--- start of SOURCE MATERIAL ---

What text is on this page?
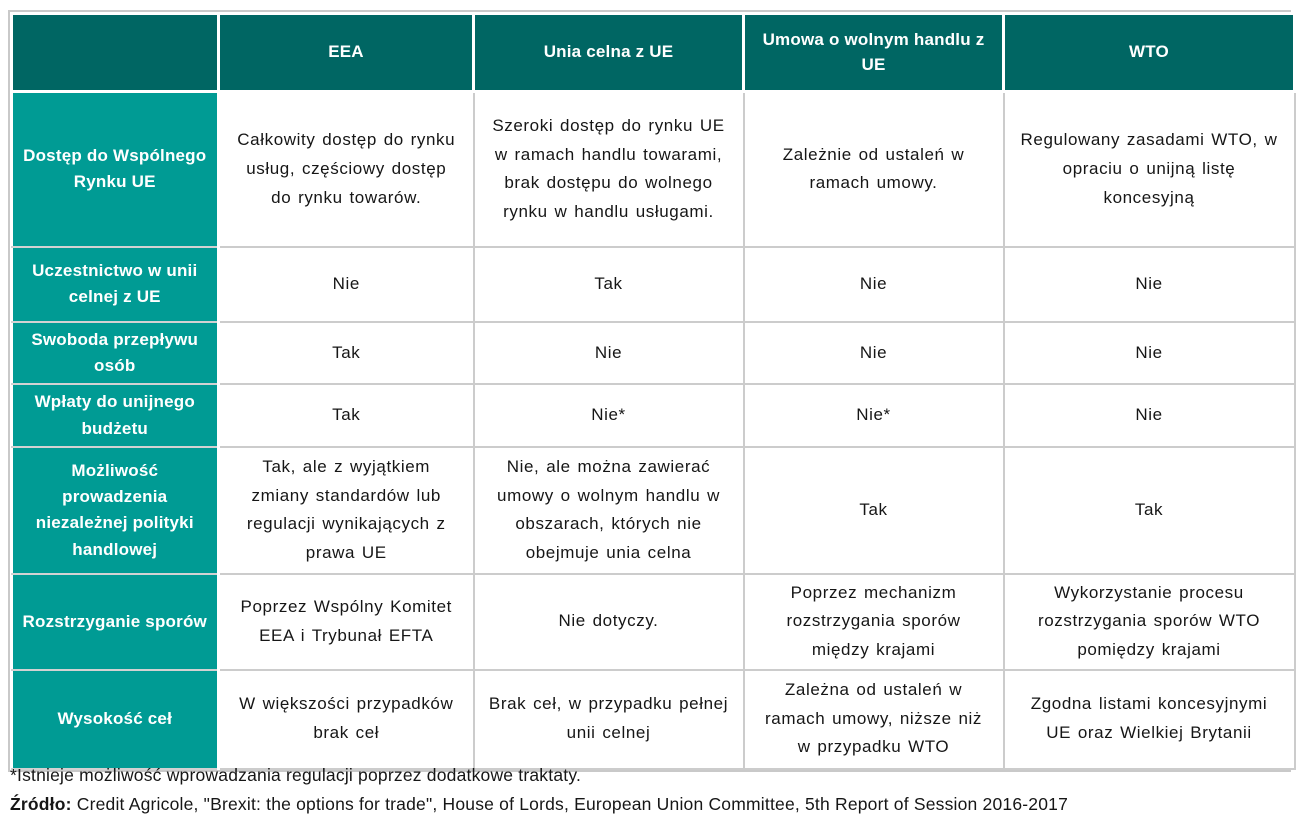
	EEA	Unia celna z UE	Umowa o wolnym handlu z UE	WTO
Dostęp do Wspólnego Rynku UE	Całkowity dostęp do rynku usług, częściowy dostęp do rynku towarów.	Szeroki dostęp do rynku UE w ramach handlu towarami, brak dostępu do wolnego rynku w handlu usługami.	Zależnie od ustaleń w ramach umowy.	Regulowany zasadami WTO, w opraciu o unijną listę koncesyjną
Uczestnictwo w unii celnej z UE	Nie	Tak	Nie	Nie
Swoboda przepływu osób	Tak	Nie	Nie	Nie
Wpłaty do unijnego budżetu	Tak	Nie*	Nie*	Nie
Możliwość prowadzenia niezależnej polityki handlowej	Tak, ale z wyjątkiem zmiany standardów lub regulacji wynikających z prawa UE	Nie, ale można zawierać umowy o wolnym handlu w obszarach, których nie obejmuje unia celna	Tak	Tak
Rozstrzyganie sporów	Poprzez Wspólny Komitet EEA i Trybunał EFTA	Nie dotyczy.	Poprzez mechanizm rozstrzygania sporów między krajami	Wykorzystanie procesu rozstrzygania sporów WTO pomiędzy krajami
Wysokość ceł	W większości przypadków brak ceł	Brak ceł, w przypadku pełnej unii celnej	Zależna od ustaleń w ramach umowy, niższe niż w przypadku WTO	Zgodna listami koncesyjnymi UE oraz Wielkiej Brytanii

*Istnieje możliwość wprowadzania regulacji poprzez dodatkowe traktaty.

Źródło: Credit Agricole, "Brexit: the options for trade", House of Lords, European Union Committee, 5th Report of Session 2016-2017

--- end of SOURCE MATERIAL ---

STATED TASK:
Transcribe the whole listing exactly. Pictures are excluded.

SOLUTION BELOW:
What text is on this page?
	EEA	Unia celna z UE	Umowa o wolnym handlu z UE	WTO
Dostęp do Wspólnego Rynku UE	Całkowity dostęp do rynku usług, częściowy dostęp do rynku towarów.	Szeroki dostęp do rynku UE w ramach handlu towarami, brak dostępu do wolnego rynku w handlu usługami.	Zależnie od ustaleń w ramach umowy.	Regulowany zasadami WTO, w opraciu o unijną listę koncesyjną
Uczestnictwo w unii celnej z UE	Nie	Tak	Nie	Nie
Swoboda przepływu osób	Tak	Nie	Nie	Nie
Wpłaty do unijnego budżetu	Tak	Nie*	Nie*	Nie
Możliwość prowadzenia niezależnej polityki handlowej	Tak, ale z wyjątkiem zmiany standardów lub regulacji wynikających z prawa UE	Nie, ale można zawierać umowy o wolnym handlu w obszarach, których nie obejmuje unia celna	Tak	Tak
Rozstrzyganie sporów	Poprzez Wspólny Komitet EEA i Trybunał EFTA	Nie dotyczy.	Poprzez mechanizm rozstrzygania sporów między krajami	Wykorzystanie procesu rozstrzygania sporów WTO pomiędzy krajami
Wysokość ceł	W większości przypadków brak ceł	Brak ceł, w przypadku pełnej unii celnej	Zależna od ustaleń w ramach umowy, niższe niż w przypadku WTO	Zgodna listami koncesyjnymi UE oraz Wielkiej Brytanii

*Istnieje możliwość wprowadzania regulacji poprzez dodatkowe traktaty.

Źródło: Credit Agricole, "Brexit: the options for trade", House of Lords, European Union Committee, 5th Report of Session 2016-2017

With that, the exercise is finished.